<<<<

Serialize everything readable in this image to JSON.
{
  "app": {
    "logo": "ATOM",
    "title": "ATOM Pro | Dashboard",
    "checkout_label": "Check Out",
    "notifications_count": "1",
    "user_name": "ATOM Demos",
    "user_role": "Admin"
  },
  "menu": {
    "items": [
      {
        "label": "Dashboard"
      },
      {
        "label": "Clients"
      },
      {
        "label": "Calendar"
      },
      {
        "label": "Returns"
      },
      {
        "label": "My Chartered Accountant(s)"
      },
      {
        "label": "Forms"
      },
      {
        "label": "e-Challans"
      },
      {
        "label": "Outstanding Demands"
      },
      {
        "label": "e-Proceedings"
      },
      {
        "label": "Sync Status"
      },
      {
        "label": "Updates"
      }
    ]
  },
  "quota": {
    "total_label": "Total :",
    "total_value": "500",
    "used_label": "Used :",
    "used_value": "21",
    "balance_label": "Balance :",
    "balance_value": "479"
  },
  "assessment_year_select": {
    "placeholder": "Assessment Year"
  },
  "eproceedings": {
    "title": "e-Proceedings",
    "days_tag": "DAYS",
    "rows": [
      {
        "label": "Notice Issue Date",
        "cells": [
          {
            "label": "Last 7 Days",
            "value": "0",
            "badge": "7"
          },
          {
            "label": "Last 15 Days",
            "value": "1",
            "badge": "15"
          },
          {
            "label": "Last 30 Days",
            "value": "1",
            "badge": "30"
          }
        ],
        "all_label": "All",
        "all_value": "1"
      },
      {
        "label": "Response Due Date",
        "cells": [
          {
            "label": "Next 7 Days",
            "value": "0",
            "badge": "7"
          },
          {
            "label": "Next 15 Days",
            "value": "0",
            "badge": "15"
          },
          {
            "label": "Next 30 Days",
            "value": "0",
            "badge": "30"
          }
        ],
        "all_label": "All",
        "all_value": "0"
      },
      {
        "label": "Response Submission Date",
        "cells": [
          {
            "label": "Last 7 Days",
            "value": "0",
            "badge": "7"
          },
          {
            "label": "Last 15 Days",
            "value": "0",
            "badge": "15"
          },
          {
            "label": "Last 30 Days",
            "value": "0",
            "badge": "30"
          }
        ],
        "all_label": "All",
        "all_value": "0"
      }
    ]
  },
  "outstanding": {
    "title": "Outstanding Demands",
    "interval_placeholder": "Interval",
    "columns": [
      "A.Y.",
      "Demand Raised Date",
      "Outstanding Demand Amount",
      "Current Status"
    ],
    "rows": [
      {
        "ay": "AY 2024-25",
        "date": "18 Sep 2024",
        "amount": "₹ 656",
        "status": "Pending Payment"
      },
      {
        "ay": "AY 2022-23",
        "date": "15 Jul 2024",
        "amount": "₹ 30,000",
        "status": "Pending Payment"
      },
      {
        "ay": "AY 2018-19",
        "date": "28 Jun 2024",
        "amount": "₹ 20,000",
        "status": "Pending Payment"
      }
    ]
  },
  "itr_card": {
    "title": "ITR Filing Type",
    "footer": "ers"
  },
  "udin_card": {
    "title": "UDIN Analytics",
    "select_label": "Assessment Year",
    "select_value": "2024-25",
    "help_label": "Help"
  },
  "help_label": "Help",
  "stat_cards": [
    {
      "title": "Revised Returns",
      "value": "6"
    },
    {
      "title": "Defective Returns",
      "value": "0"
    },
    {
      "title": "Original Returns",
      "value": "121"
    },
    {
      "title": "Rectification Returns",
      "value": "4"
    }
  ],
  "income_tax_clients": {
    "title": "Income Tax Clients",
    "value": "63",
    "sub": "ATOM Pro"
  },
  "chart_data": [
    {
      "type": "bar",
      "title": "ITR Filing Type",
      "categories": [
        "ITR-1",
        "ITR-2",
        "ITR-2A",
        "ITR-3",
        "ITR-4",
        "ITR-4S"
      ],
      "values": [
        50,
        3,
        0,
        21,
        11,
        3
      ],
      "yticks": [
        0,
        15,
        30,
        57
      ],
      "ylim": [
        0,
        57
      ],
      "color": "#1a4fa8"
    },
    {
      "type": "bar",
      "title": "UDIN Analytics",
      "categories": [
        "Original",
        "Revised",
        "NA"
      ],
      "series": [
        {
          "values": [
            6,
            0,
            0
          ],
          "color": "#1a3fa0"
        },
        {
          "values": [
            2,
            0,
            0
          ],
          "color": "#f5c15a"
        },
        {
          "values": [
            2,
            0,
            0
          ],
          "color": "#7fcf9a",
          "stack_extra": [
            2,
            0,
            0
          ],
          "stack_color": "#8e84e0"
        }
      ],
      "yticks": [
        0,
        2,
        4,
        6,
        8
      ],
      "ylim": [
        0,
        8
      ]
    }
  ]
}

>>>>

### [WRITTEN INSTRUCTION]
Report how many lines above hold the string "Demands", giving nothing but the number.

### [THE COMPLETED TASK]
2